→ **TASK DETAILS**
Copy exactly, and only, the lines from the one with "Give me the" to the end of the listing; omit pictures.

→ **DATASET ENTRIES**
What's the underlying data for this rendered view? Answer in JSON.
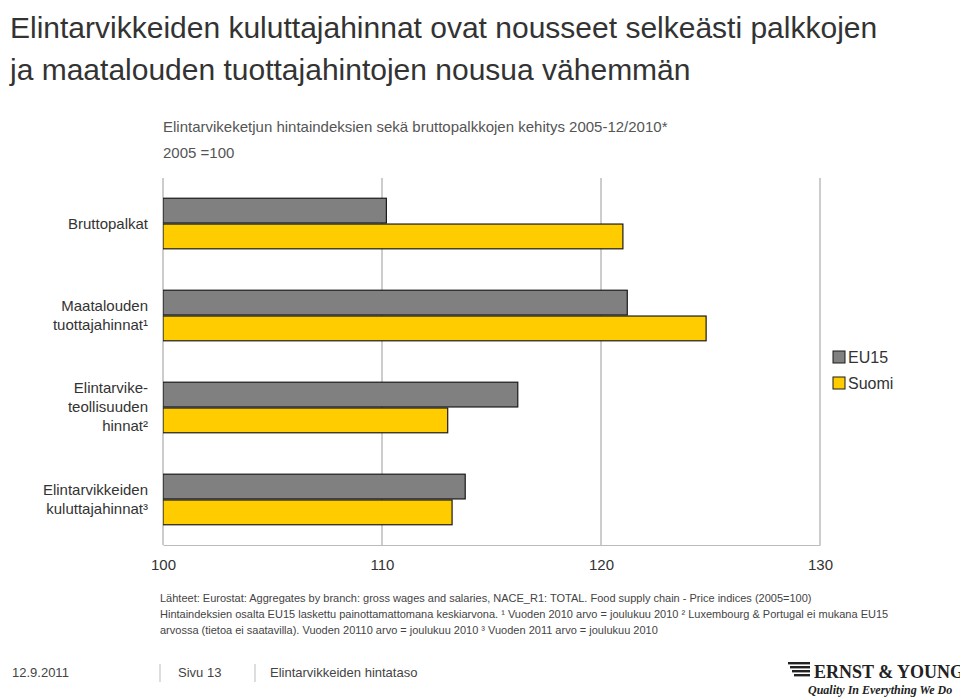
{
  "slide": {
    "title": [
      "Elintarvikkeiden kuluttajahinnat ovat nousseet selkeästi palkkojen",
      "ja maatalouden tuottajahintojen nousua vähemmän"
    ],
    "footer": {
      "date": "12.9.2011",
      "page": "Sivu 13",
      "section": "Elintarvikkeiden hintataso",
      "logo": "ERNST & YOUNG",
      "tagline": "Quality In Everything We Do"
    }
  },
  "chart_data": {
    "type": "bar",
    "orientation": "horizontal",
    "title": "Elintarvikeketjun hintaindeksien sekä bruttopalkkojen kehitys 2005-12/2010*",
    "subtitle": "2005 =100",
    "categories": [
      "Bruttopalkat",
      "Maatalouden\ntuottajahinnat¹",
      "Elintarvike-\nteollisuuden\nhinnat²",
      "Elintarvikkeiden\nkuluttajahinnat³"
    ],
    "series": [
      {
        "name": "EU15",
        "color": "#808080",
        "values": [
          110.2,
          121.2,
          116.2,
          113.8
        ]
      },
      {
        "name": "Suomi",
        "color": "#ffcc00",
        "values": [
          121.0,
          124.8,
          113.0,
          113.2
        ]
      }
    ],
    "xlim": [
      100,
      130
    ],
    "xticks": [
      100,
      110,
      120,
      130
    ],
    "grid": true,
    "legend": "right",
    "annotations": [
      "Lähteet: Eurostat: Aggregates by branch: gross wages and salaries, NACE_R1: TOTAL.  Food supply chain - Price indices (2005=100)",
      "Hintaindeksien osalta EU15 laskettu painottamattomana keskiarvona. ¹ Vuoden 2010 arvo = joulukuu 2010 ² Luxembourg & Portugal ei mukana EU15",
      "arvossa (tietoa ei saatavilla). Vuoden 20110 arvo = joulukuu 2010 ³ Vuoden 2011 arvo = joulukuu 2010"
    ]
  }
}
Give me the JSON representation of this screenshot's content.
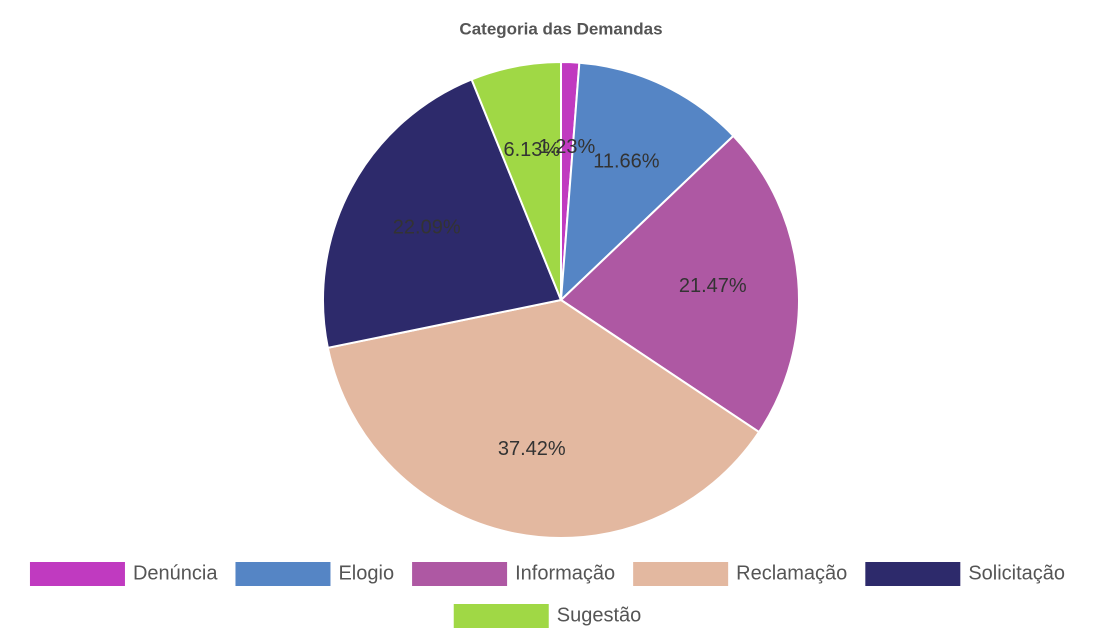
{
  "chart_data": {
    "type": "pie",
    "title": "Categoria das Demandas",
    "categories": [
      "Denúncia",
      "Elogio",
      "Informação",
      "Reclamação",
      "Solicitação",
      "Sugestão"
    ],
    "values": [
      1.23,
      11.66,
      21.47,
      37.42,
      22.09,
      6.13
    ],
    "value_labels": [
      "1.23%",
      "11.66%",
      "21.47%",
      "37.42%",
      "22.09%",
      "6.13%"
    ],
    "colors": [
      "#c03ac0",
      "#5585c5",
      "#ae58a3",
      "#e3b8a0",
      "#2d2a6b",
      "#a0d845"
    ],
    "legend": "bottom"
  }
}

→ **RESPONSE TO THE EXERCISE**
Give me the JSON representation of this screenshot's content.
{
  "chart_data": {
    "type": "pie",
    "title": "Categoria das Demandas",
    "categories": [
      "Denúncia",
      "Elogio",
      "Informação",
      "Reclamação",
      "Solicitação",
      "Sugestão"
    ],
    "values": [
      1.23,
      11.66,
      21.47,
      37.42,
      22.09,
      6.13
    ],
    "value_labels": [
      "1.23%",
      "11.66%",
      "21.47%",
      "37.42%",
      "22.09%",
      "6.13%"
    ],
    "colors": [
      "#c03ac0",
      "#5585c5",
      "#ae58a3",
      "#e3b8a0",
      "#2d2a6b",
      "#a0d845"
    ],
    "legend": "bottom"
  }
}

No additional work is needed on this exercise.